*** Data

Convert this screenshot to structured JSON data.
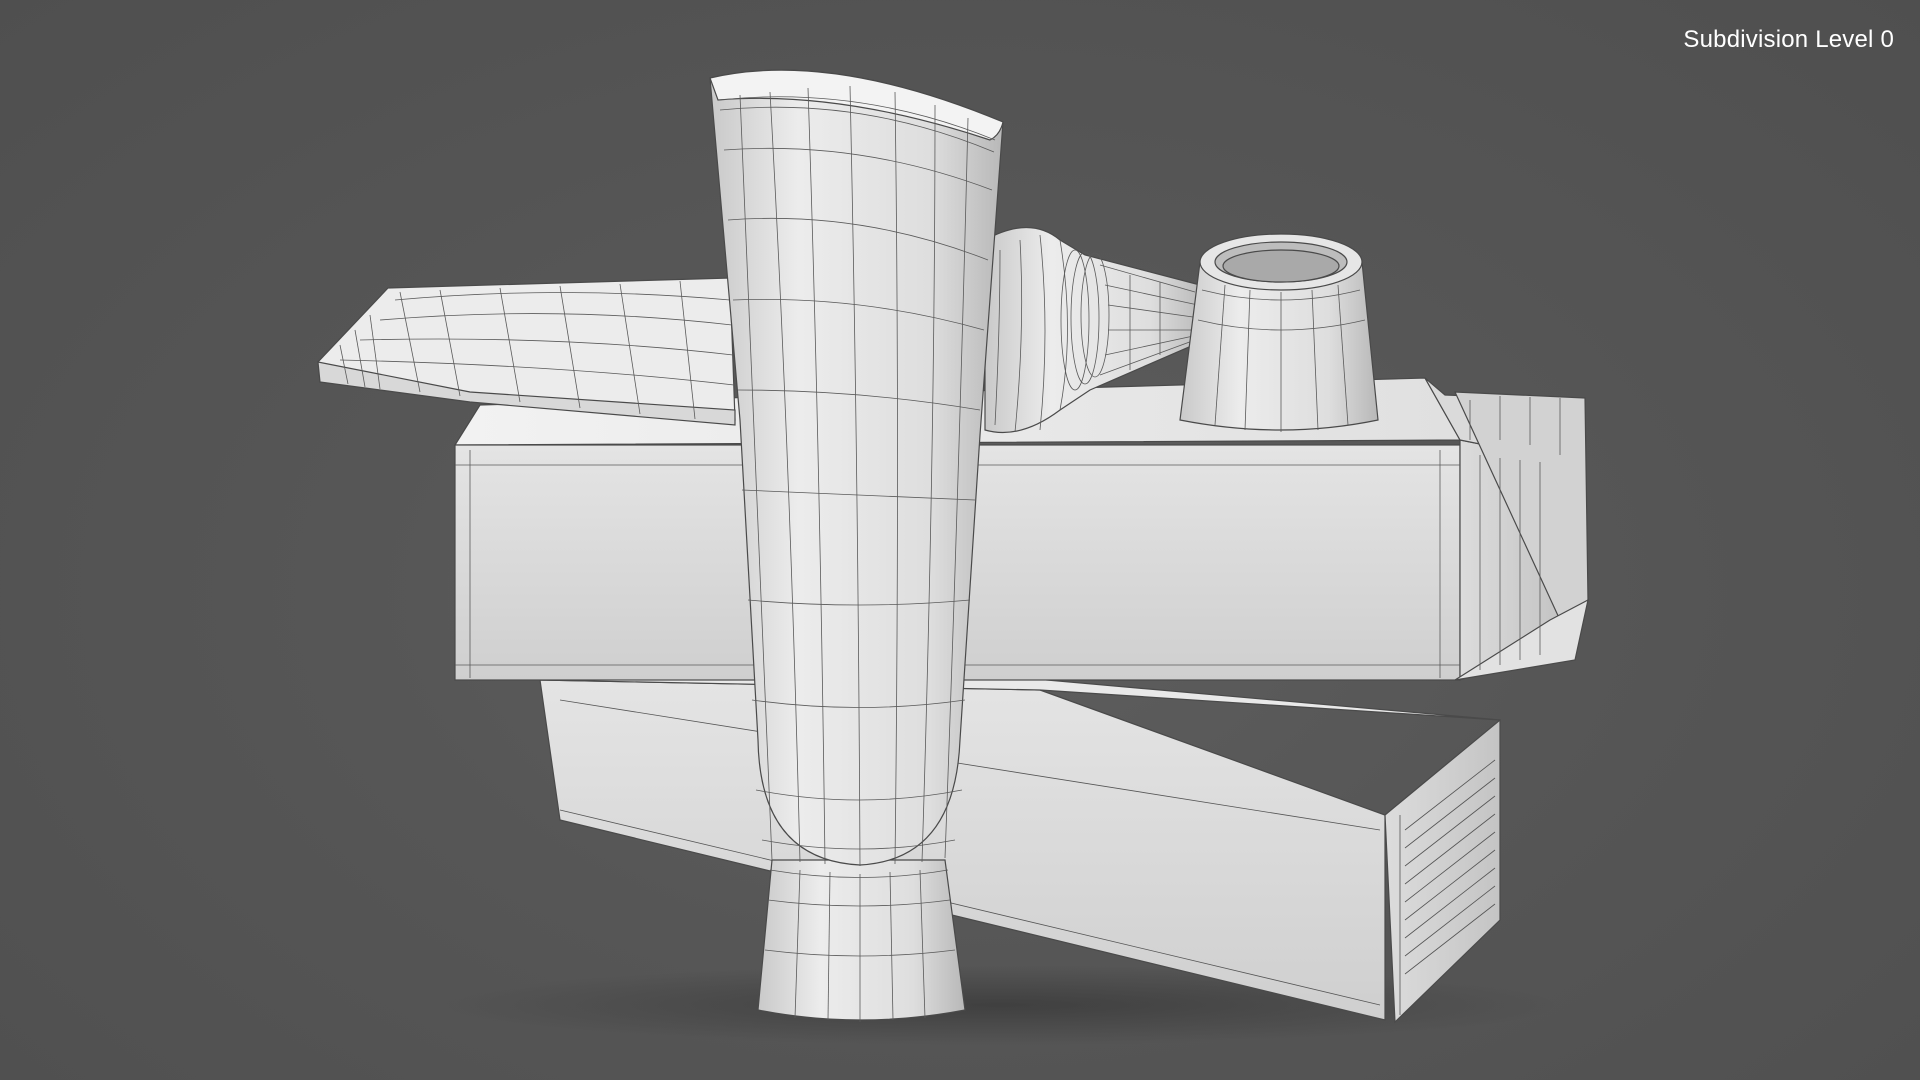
{
  "viewport": {
    "overlay_label": "Subdivision Level 0",
    "background_color": "#545454",
    "model_color": "#e6e6e6",
    "wire_color": "#3a3a3a"
  },
  "scene": {
    "objects": [
      "standing-tube",
      "lying-tube",
      "upper-box",
      "lower-box"
    ]
  }
}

******

▶ _Problem to work on_: Return the records exactly. Don't carry the pictures over.

▶ _Answer to the task_:
Convert this screenshot to structured JSON data.
{
  "viewport": {
    "overlay_label": "Subdivision Level 0",
    "background_color": "#545454",
    "model_color": "#e6e6e6",
    "wire_color": "#3a3a3a"
  },
  "scene": {
    "objects": [
      "standing-tube",
      "lying-tube",
      "upper-box",
      "lower-box"
    ]
  }
}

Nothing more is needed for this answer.